= WRITTEN REQUEST =
Go through the records and extract every line with the word "宿州市二铺苗圃场".
[Start INPUT DATA]
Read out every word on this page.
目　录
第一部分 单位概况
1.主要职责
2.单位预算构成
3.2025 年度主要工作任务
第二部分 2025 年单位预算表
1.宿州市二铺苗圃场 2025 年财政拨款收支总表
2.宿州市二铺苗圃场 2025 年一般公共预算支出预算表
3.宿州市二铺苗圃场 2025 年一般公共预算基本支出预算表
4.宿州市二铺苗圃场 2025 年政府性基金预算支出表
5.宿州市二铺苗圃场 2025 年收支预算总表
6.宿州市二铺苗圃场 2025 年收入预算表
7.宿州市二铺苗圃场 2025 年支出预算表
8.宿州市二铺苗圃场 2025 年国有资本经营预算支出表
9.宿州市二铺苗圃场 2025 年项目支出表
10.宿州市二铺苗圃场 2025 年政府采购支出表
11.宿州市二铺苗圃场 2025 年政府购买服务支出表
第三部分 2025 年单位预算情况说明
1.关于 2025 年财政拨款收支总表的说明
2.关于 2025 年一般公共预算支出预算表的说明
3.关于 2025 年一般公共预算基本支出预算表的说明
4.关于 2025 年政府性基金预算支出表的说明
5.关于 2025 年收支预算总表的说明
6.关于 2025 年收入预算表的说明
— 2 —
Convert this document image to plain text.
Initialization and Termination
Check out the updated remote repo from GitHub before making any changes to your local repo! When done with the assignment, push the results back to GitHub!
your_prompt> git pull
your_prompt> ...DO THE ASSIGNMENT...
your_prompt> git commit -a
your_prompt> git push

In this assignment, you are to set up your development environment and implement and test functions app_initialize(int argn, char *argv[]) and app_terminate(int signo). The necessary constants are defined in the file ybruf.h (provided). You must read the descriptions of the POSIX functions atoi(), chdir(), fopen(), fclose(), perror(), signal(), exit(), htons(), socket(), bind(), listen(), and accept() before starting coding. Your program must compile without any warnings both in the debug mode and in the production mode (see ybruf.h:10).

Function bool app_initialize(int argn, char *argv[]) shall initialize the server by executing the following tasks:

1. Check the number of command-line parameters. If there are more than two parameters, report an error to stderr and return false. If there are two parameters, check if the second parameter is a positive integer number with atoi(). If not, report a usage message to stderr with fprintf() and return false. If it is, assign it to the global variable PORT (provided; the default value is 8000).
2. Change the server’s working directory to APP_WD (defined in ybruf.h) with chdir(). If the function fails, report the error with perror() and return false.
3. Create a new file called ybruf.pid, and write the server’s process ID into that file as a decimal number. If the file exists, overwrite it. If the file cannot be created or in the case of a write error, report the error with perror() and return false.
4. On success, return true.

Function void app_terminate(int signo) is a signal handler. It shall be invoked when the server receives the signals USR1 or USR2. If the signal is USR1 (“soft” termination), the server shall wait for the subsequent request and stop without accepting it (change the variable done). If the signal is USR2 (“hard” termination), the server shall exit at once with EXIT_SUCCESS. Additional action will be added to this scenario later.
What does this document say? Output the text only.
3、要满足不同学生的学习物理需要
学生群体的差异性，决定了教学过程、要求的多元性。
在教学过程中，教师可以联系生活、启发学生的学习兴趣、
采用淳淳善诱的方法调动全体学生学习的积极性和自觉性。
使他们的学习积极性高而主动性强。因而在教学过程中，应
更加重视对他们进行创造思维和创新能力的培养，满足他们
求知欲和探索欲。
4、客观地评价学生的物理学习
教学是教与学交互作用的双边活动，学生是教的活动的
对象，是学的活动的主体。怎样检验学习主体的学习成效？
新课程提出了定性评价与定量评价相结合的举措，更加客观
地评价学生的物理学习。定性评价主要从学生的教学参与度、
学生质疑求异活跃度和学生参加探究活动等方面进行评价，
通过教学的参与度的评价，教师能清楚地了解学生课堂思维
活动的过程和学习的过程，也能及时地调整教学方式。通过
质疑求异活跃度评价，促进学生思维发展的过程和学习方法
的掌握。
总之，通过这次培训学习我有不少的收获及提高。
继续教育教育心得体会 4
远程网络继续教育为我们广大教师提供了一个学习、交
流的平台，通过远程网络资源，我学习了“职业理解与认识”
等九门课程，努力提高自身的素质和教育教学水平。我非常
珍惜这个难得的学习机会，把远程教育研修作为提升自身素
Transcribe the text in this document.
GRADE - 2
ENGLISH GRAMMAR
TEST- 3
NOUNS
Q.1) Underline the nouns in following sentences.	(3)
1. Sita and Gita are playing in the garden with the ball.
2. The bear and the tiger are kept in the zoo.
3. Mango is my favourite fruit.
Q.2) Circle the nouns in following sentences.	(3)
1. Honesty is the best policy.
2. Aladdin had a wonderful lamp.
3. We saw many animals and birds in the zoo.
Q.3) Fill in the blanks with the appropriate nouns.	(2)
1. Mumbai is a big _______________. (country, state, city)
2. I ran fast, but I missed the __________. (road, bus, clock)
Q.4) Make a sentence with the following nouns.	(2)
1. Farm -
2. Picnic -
[End INPUT DATA]
= OUTPUT OF THE TASK =
1.宿州市二铺苗圃场 2025 年财政拨款收支总表
2.宿州市二铺苗圃场 2025 年一般公共预算支出预算表
3.宿州市二铺苗圃场 2025 年一般公共预算基本支出预算表
4.宿州市二铺苗圃场 2025 年政府性基金预算支出表
5.宿州市二铺苗圃场 2025 年收支预算总表
6.宿州市二铺苗圃场 2025 年收入预算表
7.宿州市二铺苗圃场 2025 年支出预算表
8.宿州市二铺苗圃场 2025 年国有资本经营预算支出表
9.宿州市二铺苗圃场 2025 年项目支出表
10.宿州市二铺苗圃场 2025 年政府采购支出表
11.宿州市二铺苗圃场 2025 年政府购买服务支出表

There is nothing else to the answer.